------ INFORMATION PROVIDED ------

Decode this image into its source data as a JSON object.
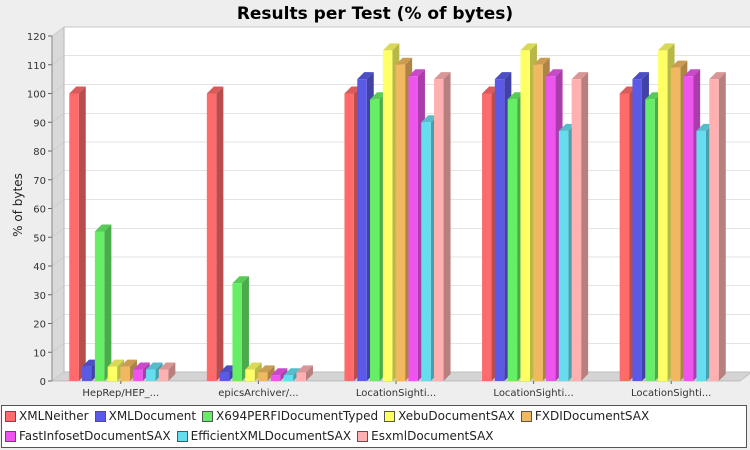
{
  "chart_data": {
    "type": "bar",
    "title": "Results per Test (% of bytes)",
    "ylabel": "% of bytes",
    "xlabel": "",
    "ylim": [
      0,
      120
    ],
    "yticks": [
      0,
      10,
      20,
      30,
      40,
      50,
      60,
      70,
      80,
      90,
      100,
      110,
      120
    ],
    "grid": true,
    "legend_position": "bottom",
    "categories": [
      "HepRep/HEP_...",
      "epicsArchiver/...",
      "LocationSighti...",
      "LocationSighti...",
      "LocationSighti..."
    ],
    "series": [
      {
        "name": "XMLNeither",
        "color": "#ff6b6b",
        "values": [
          100,
          100,
          100,
          100,
          100
        ]
      },
      {
        "name": "XMLDocument",
        "color": "#5a5ae6",
        "values": [
          5,
          3,
          105,
          105,
          105
        ]
      },
      {
        "name": "X694PERFIDocumentTyped",
        "color": "#66ee66",
        "values": [
          52,
          34,
          98,
          98,
          98
        ]
      },
      {
        "name": "XebuDocumentSAX",
        "color": "#ffff66",
        "values": [
          5,
          4,
          115,
          115,
          115
        ]
      },
      {
        "name": "FXDIDocumentSAX",
        "color": "#f0b860",
        "values": [
          5,
          3,
          110,
          110,
          109
        ]
      },
      {
        "name": "FastInfosetDocumentSAX",
        "color": "#ee55ee",
        "values": [
          4,
          2,
          106,
          106,
          106
        ]
      },
      {
        "name": "EfficientXMLDocumentSAX",
        "color": "#66ddee",
        "values": [
          4,
          2,
          90,
          87,
          87
        ]
      },
      {
        "name": "EsxmlDocumentSAX",
        "color": "#ffb0b0",
        "values": [
          4,
          3,
          105,
          105,
          105
        ]
      }
    ]
  }
}
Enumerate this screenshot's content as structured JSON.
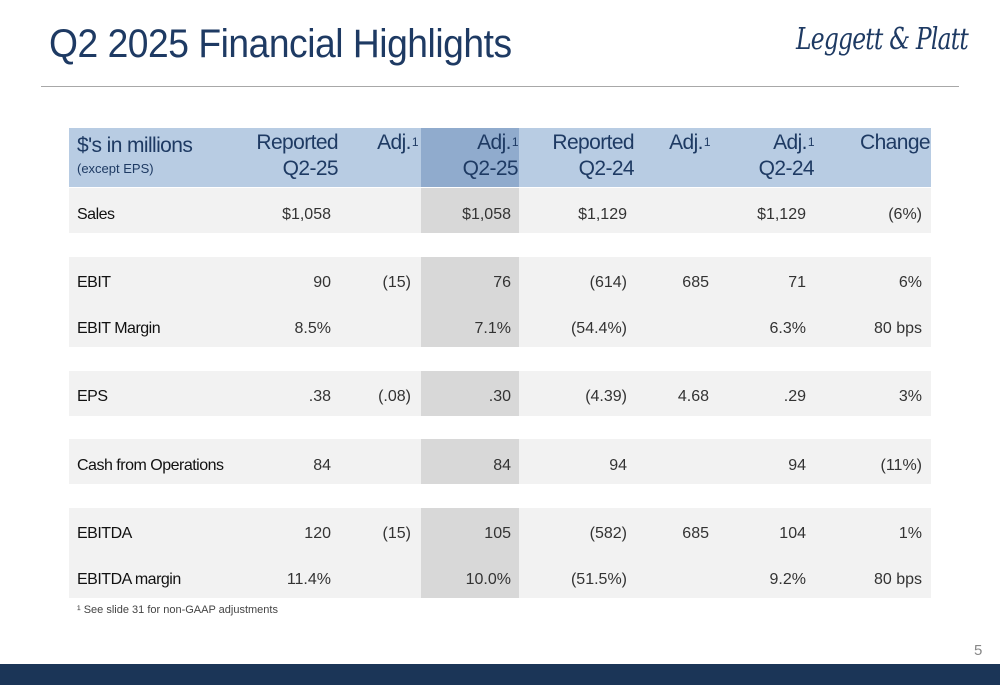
{
  "title": "Q2 2025 Financial Highlights",
  "logo_text": "Leggett & Platt",
  "header": {
    "label": "$'s in millions",
    "sublabel": "(except EPS)",
    "columns": [
      {
        "line1": "Reported",
        "line2": "Q2-25",
        "sup": ""
      },
      {
        "line1": "Adj.",
        "line2": "",
        "sup": "1"
      },
      {
        "line1": "Adj.",
        "line2": "Q2-25",
        "sup": "1"
      },
      {
        "line1": "Reported",
        "line2": "Q2-24",
        "sup": ""
      },
      {
        "line1": "Adj.",
        "line2": "",
        "sup": "1"
      },
      {
        "line1": "Adj.",
        "line2": "Q2-24",
        "sup": "1"
      },
      {
        "line1": "Change",
        "line2": "",
        "sup": ""
      }
    ]
  },
  "rows": [
    {
      "label": "Sales",
      "values": [
        "$1,058",
        "",
        "$1,058",
        "$1,129",
        "",
        "$1,129",
        "(6%)"
      ]
    },
    {
      "label": "EBIT",
      "values": [
        "90",
        "(15)",
        "76",
        "(614)",
        "685",
        "71",
        "6%"
      ]
    },
    {
      "label": "EBIT Margin",
      "values": [
        "8.5%",
        "",
        "7.1%",
        "(54.4%)",
        "",
        "6.3%",
        "80 bps"
      ]
    },
    {
      "label": "EPS",
      "values": [
        ".38",
        "(.08)",
        ".30",
        "(4.39)",
        "4.68",
        ".29",
        "3%"
      ]
    },
    {
      "label": "Cash from Operations",
      "values": [
        "84",
        "",
        "84",
        "94",
        "",
        "94",
        "(11%)"
      ]
    },
    {
      "label": "EBITDA",
      "values": [
        "120",
        "(15)",
        "105",
        "(582)",
        "685",
        "104",
        "1%"
      ]
    },
    {
      "label": "EBITDA margin",
      "values": [
        "11.4%",
        "",
        "10.0%",
        "(51.5%)",
        "",
        "9.2%",
        "80 bps"
      ]
    }
  ],
  "footnote": "¹ See slide 31 for non-GAAP adjustments",
  "page_number": "5",
  "colors": {
    "title": "#1e3a63",
    "header_bg": "#b8cce3",
    "header_highlight": "#90abcd",
    "band_bg": "#f2f2f2",
    "column_highlight": "#d8d8d8",
    "footer_bar": "#1b3557"
  }
}
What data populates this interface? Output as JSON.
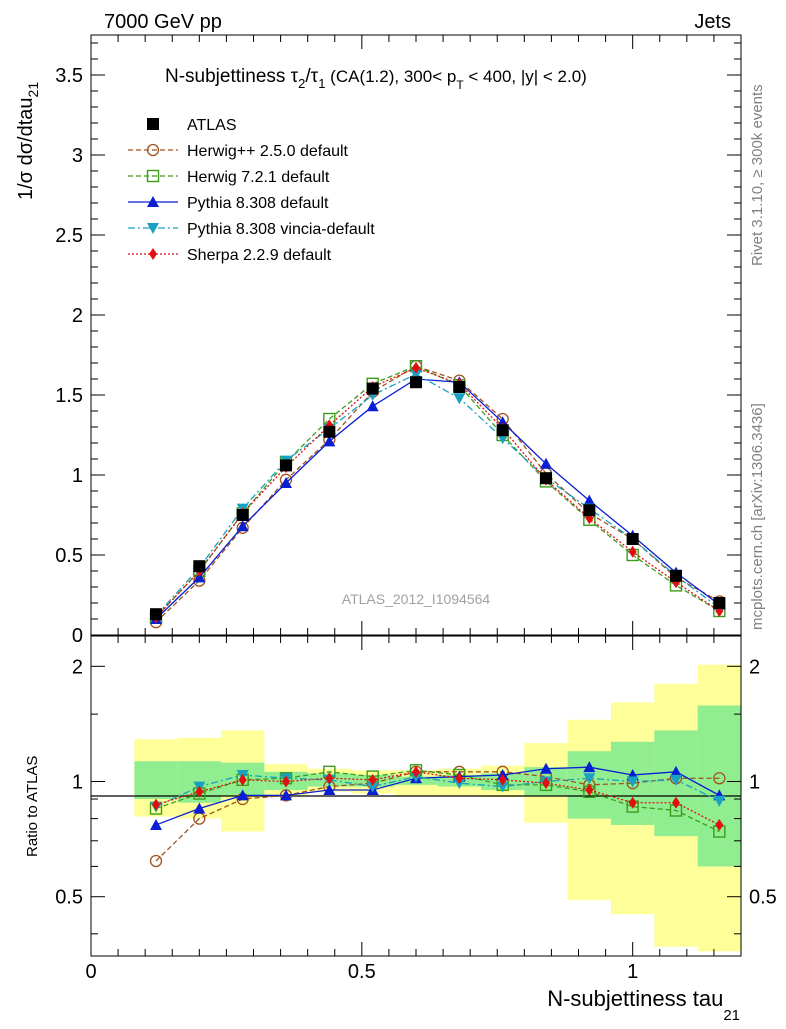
{
  "header": {
    "left": "7000 GeV pp",
    "right": "Jets",
    "side_top": "Rivet 3.1.10, ≥ 300k events",
    "side_bottom": "mcplots.cern.ch [arXiv:1306.3436]",
    "watermark": "ATLAS_2012_I1094564"
  },
  "title": {
    "main": "N-subjettiness τ",
    "sub2": "2",
    "slash": "/τ",
    "sub1": "1",
    "rest": " (CA(1.2), 300< p",
    "subT": "T",
    "end": " < 400, |y| < 2.0)"
  },
  "axes": {
    "ylabel_main": "1/σ dσ/dtau",
    "ylabel_sub": "21",
    "ylabel_ratio": "Ratio to ATLAS",
    "xlabel_main": "N-subjettiness tau",
    "xlabel_sub": "21",
    "main_ticks": [
      "0",
      "0.5",
      "1",
      "1.5",
      "2",
      "2.5",
      "3",
      "3.5"
    ],
    "ratio_ticks": [
      "0.5",
      "1",
      "2"
    ],
    "x_ticks": [
      "0",
      "0.5",
      "1"
    ]
  },
  "colors": {
    "atlas": "#000000",
    "herwigpp": "#a0521c",
    "herwig7": "#3c9c1c",
    "pythia": "#0a1fd4",
    "vincia": "#1aa0c0",
    "sherpa": "#e01010",
    "band_inner": "#90ee90",
    "band_outer": "#ffff99"
  },
  "legend": [
    {
      "key": "atlas",
      "label": "ATLAS"
    },
    {
      "key": "herwigpp",
      "label": "Herwig++ 2.5.0 default"
    },
    {
      "key": "herwig7",
      "label": "Herwig 7.2.1 default"
    },
    {
      "key": "pythia",
      "label": "Pythia 8.308 default"
    },
    {
      "key": "vincia",
      "label": "Pythia 8.308 vincia-default"
    },
    {
      "key": "sherpa",
      "label": "Sherpa 2.2.9 default"
    }
  ],
  "chart_data": [
    {
      "type": "line",
      "panel": "main",
      "xlim": [
        0,
        1.2
      ],
      "ylim": [
        0,
        3.75
      ],
      "x": [
        0.12,
        0.2,
        0.28,
        0.36,
        0.44,
        0.52,
        0.6,
        0.68,
        0.76,
        0.84,
        0.92,
        1.0,
        1.08,
        1.16
      ],
      "series": [
        {
          "name": "ATLAS",
          "key": "atlas",
          "values": [
            0.13,
            0.43,
            0.75,
            1.06,
            1.27,
            1.54,
            1.58,
            1.55,
            1.28,
            0.98,
            0.78,
            0.6,
            0.37,
            0.2
          ]
        },
        {
          "name": "Herwig++ 2.5.0 default",
          "key": "herwigpp",
          "values": [
            0.08,
            0.34,
            0.67,
            0.97,
            1.22,
            1.52,
            1.68,
            1.59,
            1.35,
            1.01,
            0.76,
            0.6,
            0.36,
            0.21
          ]
        },
        {
          "name": "Herwig 7.2.1 default",
          "key": "herwig7",
          "values": [
            0.11,
            0.4,
            0.76,
            1.08,
            1.35,
            1.57,
            1.68,
            1.56,
            1.25,
            0.96,
            0.72,
            0.5,
            0.31,
            0.15
          ]
        },
        {
          "name": "Pythia 8.308 default",
          "key": "pythia",
          "values": [
            0.1,
            0.36,
            0.68,
            0.95,
            1.21,
            1.43,
            1.6,
            1.58,
            1.33,
            1.07,
            0.84,
            0.62,
            0.39,
            0.19
          ]
        },
        {
          "name": "Pythia 8.308 vincia-default",
          "key": "vincia",
          "values": [
            0.12,
            0.42,
            0.79,
            1.09,
            1.29,
            1.5,
            1.63,
            1.48,
            1.23,
            0.98,
            0.79,
            0.6,
            0.37,
            0.17
          ]
        },
        {
          "name": "Sherpa 2.2.9 default",
          "key": "sherpa",
          "values": [
            0.11,
            0.4,
            0.76,
            1.05,
            1.31,
            1.55,
            1.67,
            1.57,
            1.29,
            0.97,
            0.73,
            0.52,
            0.33,
            0.15
          ]
        }
      ]
    },
    {
      "type": "line",
      "panel": "ratio",
      "yscale": "log",
      "xlim": [
        0,
        1.2
      ],
      "ylim": [
        0.35,
        2.4
      ],
      "x": [
        0.12,
        0.2,
        0.28,
        0.36,
        0.44,
        0.52,
        0.6,
        0.68,
        0.76,
        0.84,
        0.92,
        1.0,
        1.08,
        1.16
      ],
      "bands": {
        "bin_edges": [
          0.08,
          0.16,
          0.24,
          0.32,
          0.4,
          0.48,
          0.56,
          0.64,
          0.72,
          0.8,
          0.88,
          0.96,
          1.04,
          1.12,
          1.2
        ],
        "inner_low": [
          0.9,
          0.88,
          0.92,
          0.95,
          0.97,
          0.97,
          0.98,
          0.97,
          0.95,
          0.92,
          0.8,
          0.77,
          0.72,
          0.6
        ],
        "inner_high": [
          1.13,
          1.13,
          1.12,
          1.06,
          1.05,
          1.04,
          1.03,
          1.04,
          1.05,
          1.09,
          1.2,
          1.27,
          1.36,
          1.58
        ],
        "outer_low": [
          0.81,
          0.8,
          0.74,
          0.92,
          0.94,
          0.93,
          0.92,
          0.92,
          0.91,
          0.78,
          0.49,
          0.45,
          0.37,
          0.36
        ],
        "outer_high": [
          1.29,
          1.3,
          1.36,
          1.11,
          1.08,
          1.07,
          1.07,
          1.08,
          1.1,
          1.26,
          1.45,
          1.61,
          1.8,
          2.02
        ]
      },
      "series": [
        {
          "name": "Herwig++ 2.5.0 default",
          "key": "herwigpp",
          "values": [
            0.62,
            0.8,
            0.9,
            0.92,
            0.97,
            0.99,
            1.06,
            1.06,
            1.06,
            1.03,
            0.98,
            0.99,
            1.02,
            1.02
          ]
        },
        {
          "name": "Herwig 7.2.1 default",
          "key": "herwig7",
          "values": [
            0.85,
            0.93,
            1.01,
            1.02,
            1.06,
            1.03,
            1.07,
            1.04,
            0.98,
            0.98,
            0.94,
            0.86,
            0.84,
            0.74
          ]
        },
        {
          "name": "Pythia 8.308 default",
          "key": "pythia",
          "values": [
            0.77,
            0.85,
            0.92,
            0.92,
            0.95,
            0.95,
            1.02,
            1.03,
            1.04,
            1.08,
            1.09,
            1.04,
            1.06,
            0.92
          ]
        },
        {
          "name": "Pythia 8.308 vincia-default",
          "key": "vincia",
          "values": [
            0.86,
            0.97,
            1.04,
            1.02,
            1.01,
            0.97,
            1.03,
            0.99,
            0.97,
            1.0,
            1.02,
            1.0,
            1.01,
            0.89
          ]
        },
        {
          "name": "Sherpa 2.2.9 default",
          "key": "sherpa",
          "values": [
            0.87,
            0.94,
            1.01,
            1.0,
            1.02,
            1.01,
            1.06,
            1.02,
            1.01,
            0.99,
            0.95,
            0.88,
            0.88,
            0.77
          ]
        }
      ]
    }
  ]
}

------

* **DIRECTIVE**
Each line that holds the word "vincia" should be extracted from the records.

* **FINISHED EXERCISE**
    "vincia": "#1aa0c0",
      "key": "vincia",
      "label": "Pythia 8.308 vincia-default"
          "name": "Pythia 8.308 vincia-default",
          "key": "vincia",
          "name": "Pythia 8.308 vincia-default",
          "key": "vincia",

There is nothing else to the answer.